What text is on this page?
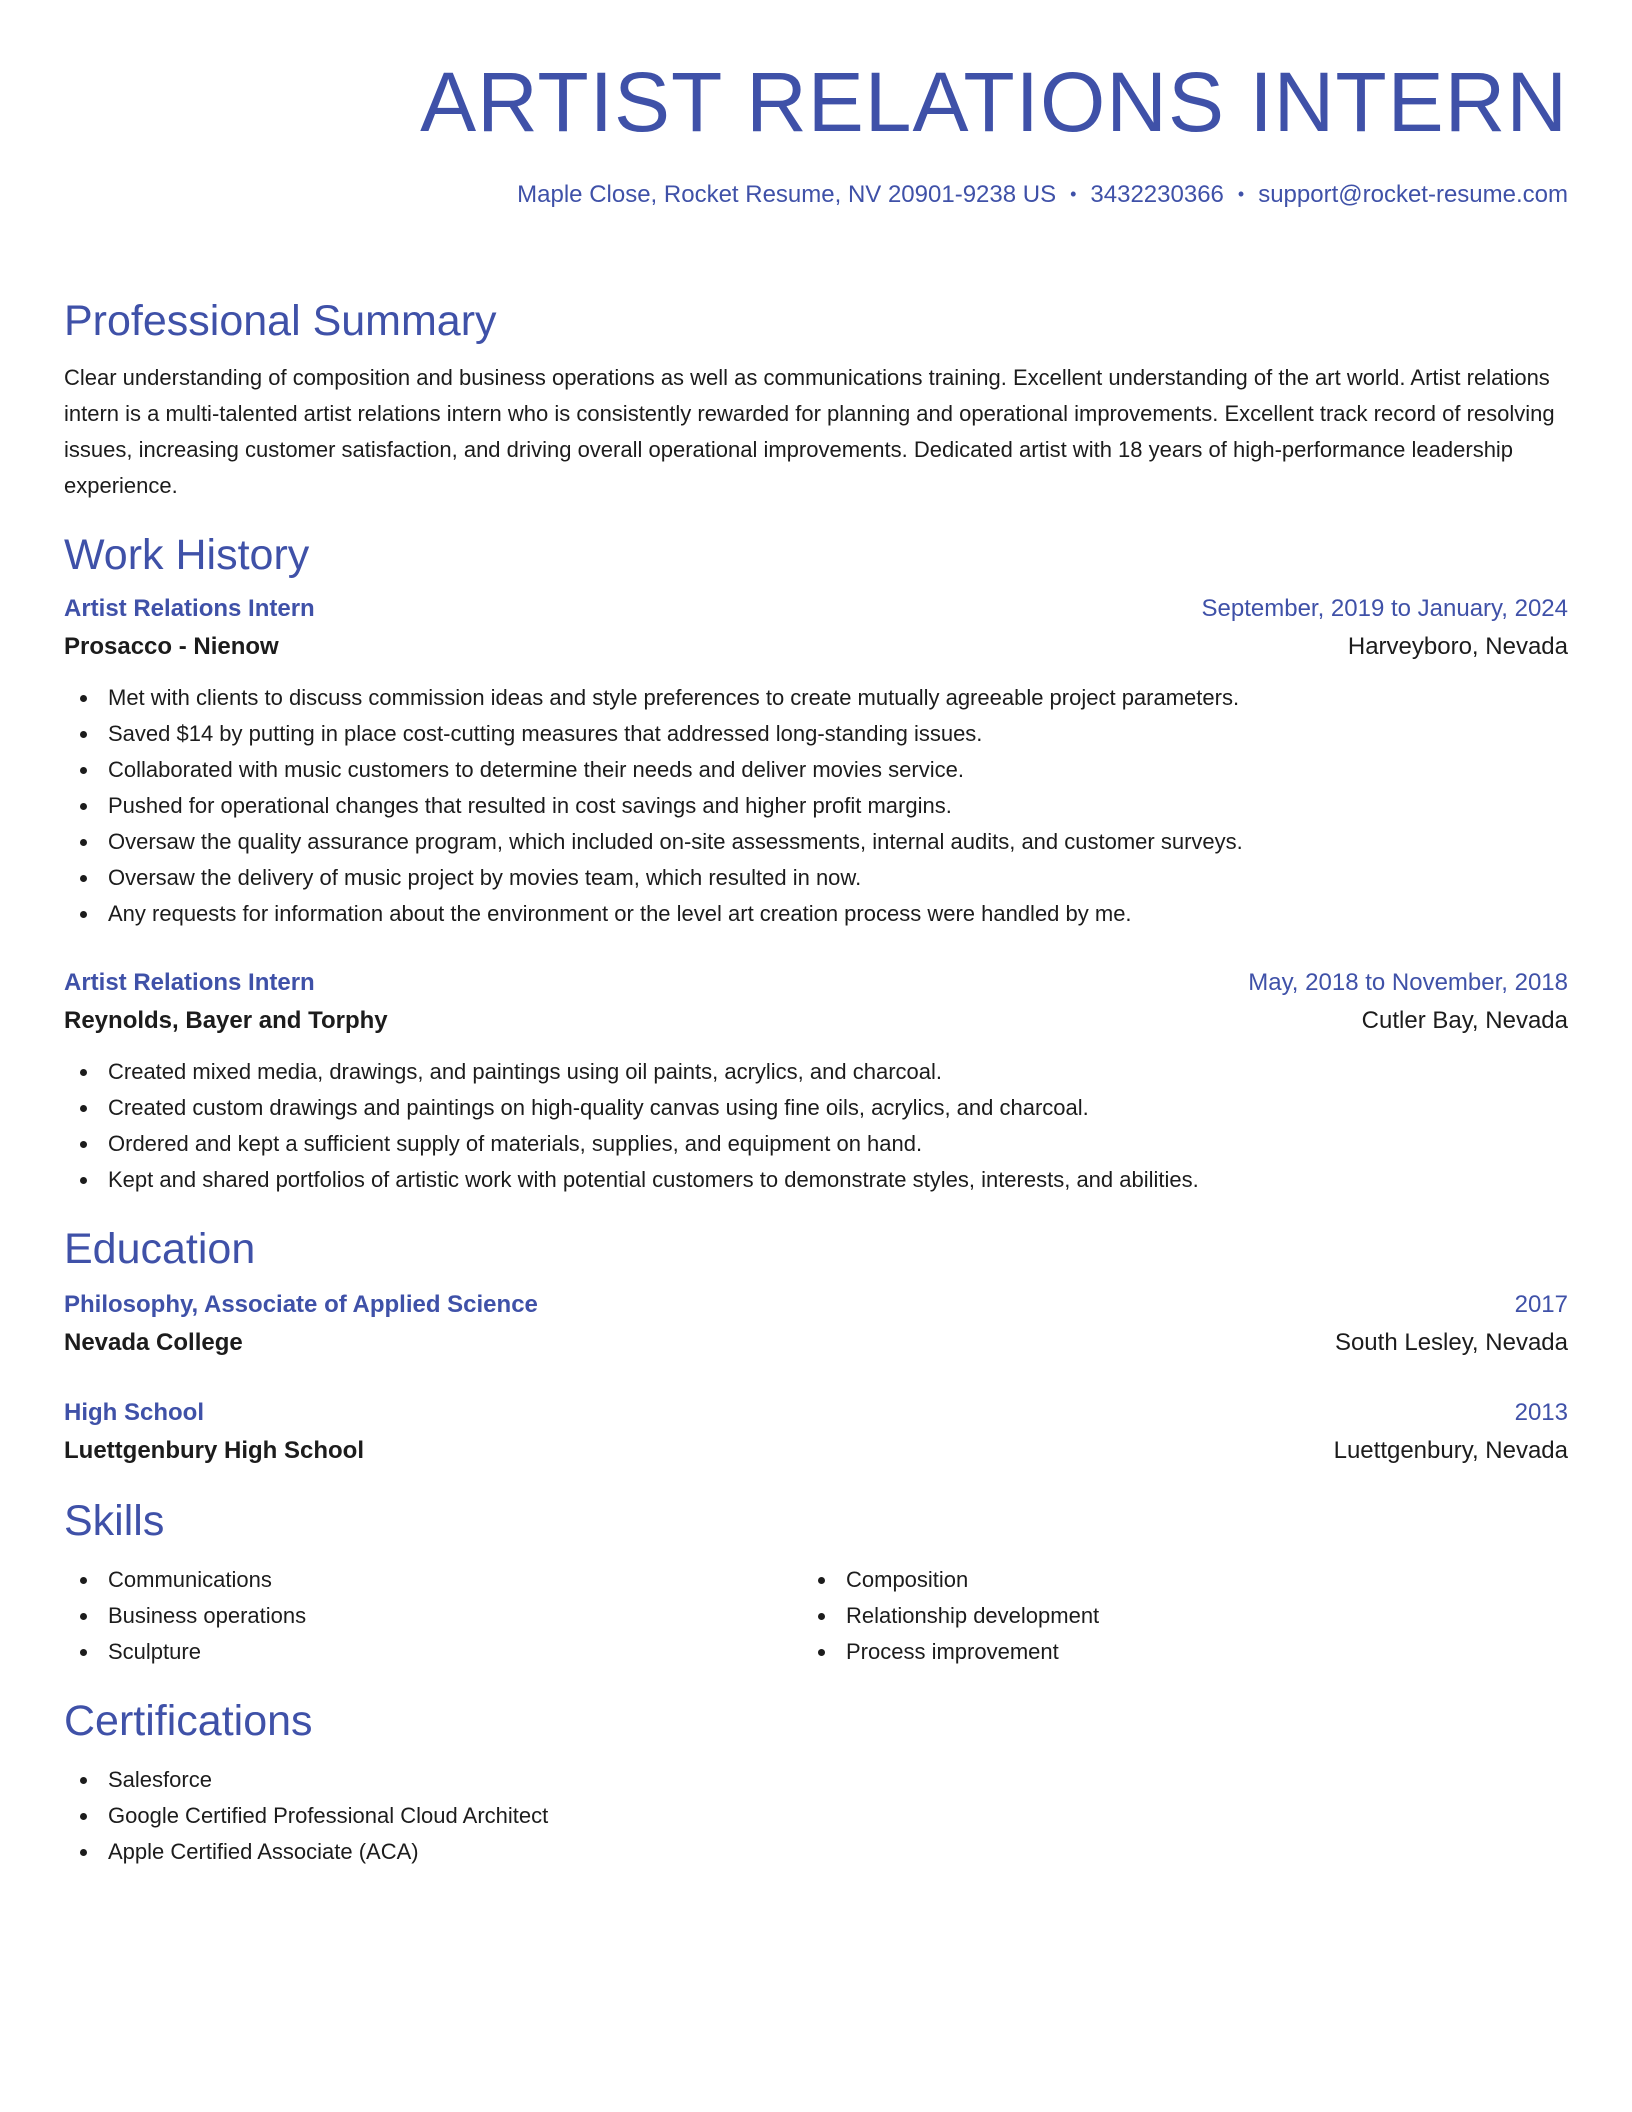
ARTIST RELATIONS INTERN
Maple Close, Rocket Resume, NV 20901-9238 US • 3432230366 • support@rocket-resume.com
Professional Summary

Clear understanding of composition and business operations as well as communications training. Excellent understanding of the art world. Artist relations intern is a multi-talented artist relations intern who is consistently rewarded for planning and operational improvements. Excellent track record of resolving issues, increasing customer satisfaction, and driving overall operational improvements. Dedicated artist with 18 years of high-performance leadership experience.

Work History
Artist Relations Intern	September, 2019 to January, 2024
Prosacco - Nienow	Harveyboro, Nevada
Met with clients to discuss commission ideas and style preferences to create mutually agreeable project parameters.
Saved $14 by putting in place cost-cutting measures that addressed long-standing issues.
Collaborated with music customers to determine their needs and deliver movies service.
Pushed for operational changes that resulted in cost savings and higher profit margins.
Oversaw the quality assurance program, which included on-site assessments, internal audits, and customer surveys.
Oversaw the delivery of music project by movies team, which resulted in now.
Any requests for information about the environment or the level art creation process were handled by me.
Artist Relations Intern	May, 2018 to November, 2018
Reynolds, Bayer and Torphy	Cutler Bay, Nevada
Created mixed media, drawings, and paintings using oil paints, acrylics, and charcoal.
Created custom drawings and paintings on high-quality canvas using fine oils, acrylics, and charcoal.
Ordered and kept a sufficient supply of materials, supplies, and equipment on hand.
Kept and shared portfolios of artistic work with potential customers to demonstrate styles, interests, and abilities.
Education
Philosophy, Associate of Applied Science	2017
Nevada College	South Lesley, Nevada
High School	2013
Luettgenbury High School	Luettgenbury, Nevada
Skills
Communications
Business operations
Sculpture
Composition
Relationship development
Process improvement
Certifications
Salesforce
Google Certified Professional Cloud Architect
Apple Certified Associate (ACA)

• _AIM OF THE TASK_: Omit every picture, then reproduce the rest of the listing exactly.

• _TASK RESULT_:
What text is on this page?
ARTIST RELATIONS INTERN
Maple Close, Rocket Resume, NV 20901-9238 US • 3432230366 • support@rocket-resume.com
Professional Summary

Clear understanding of composition and business operations as well as communications training. Excellent understanding of the art world. Artist relations intern is a multi-talented artist relations intern who is consistently rewarded for planning and operational improvements. Excellent track record of resolving issues, increasing customer satisfaction, and driving overall operational improvements. Dedicated artist with 18 years of high-performance leadership experience.

Work History
Artist Relations Intern	September, 2019 to January, 2024
Prosacco - Nienow	Harveyboro, Nevada
Met with clients to discuss commission ideas and style preferences to create mutually agreeable project parameters.
Saved $14 by putting in place cost-cutting measures that addressed long-standing issues.
Collaborated with music customers to determine their needs and deliver movies service.
Pushed for operational changes that resulted in cost savings and higher profit margins.
Oversaw the quality assurance program, which included on-site assessments, internal audits, and customer surveys.
Oversaw the delivery of music project by movies team, which resulted in now.
Any requests for information about the environment or the level art creation process were handled by me.
Artist Relations Intern	May, 2018 to November, 2018
Reynolds, Bayer and Torphy	Cutler Bay, Nevada
Created mixed media, drawings, and paintings using oil paints, acrylics, and charcoal.
Created custom drawings and paintings on high-quality canvas using fine oils, acrylics, and charcoal.
Ordered and kept a sufficient supply of materials, supplies, and equipment on hand.
Kept and shared portfolios of artistic work with potential customers to demonstrate styles, interests, and abilities.
Education
Philosophy, Associate of Applied Science	2017
Nevada College	South Lesley, Nevada
High School	2013
Luettgenbury High School	Luettgenbury, Nevada
Skills
Communications
Business operations
Sculpture
Composition
Relationship development
Process improvement
Certifications
Salesforce
Google Certified Professional Cloud Architect
Apple Certified Associate (ACA)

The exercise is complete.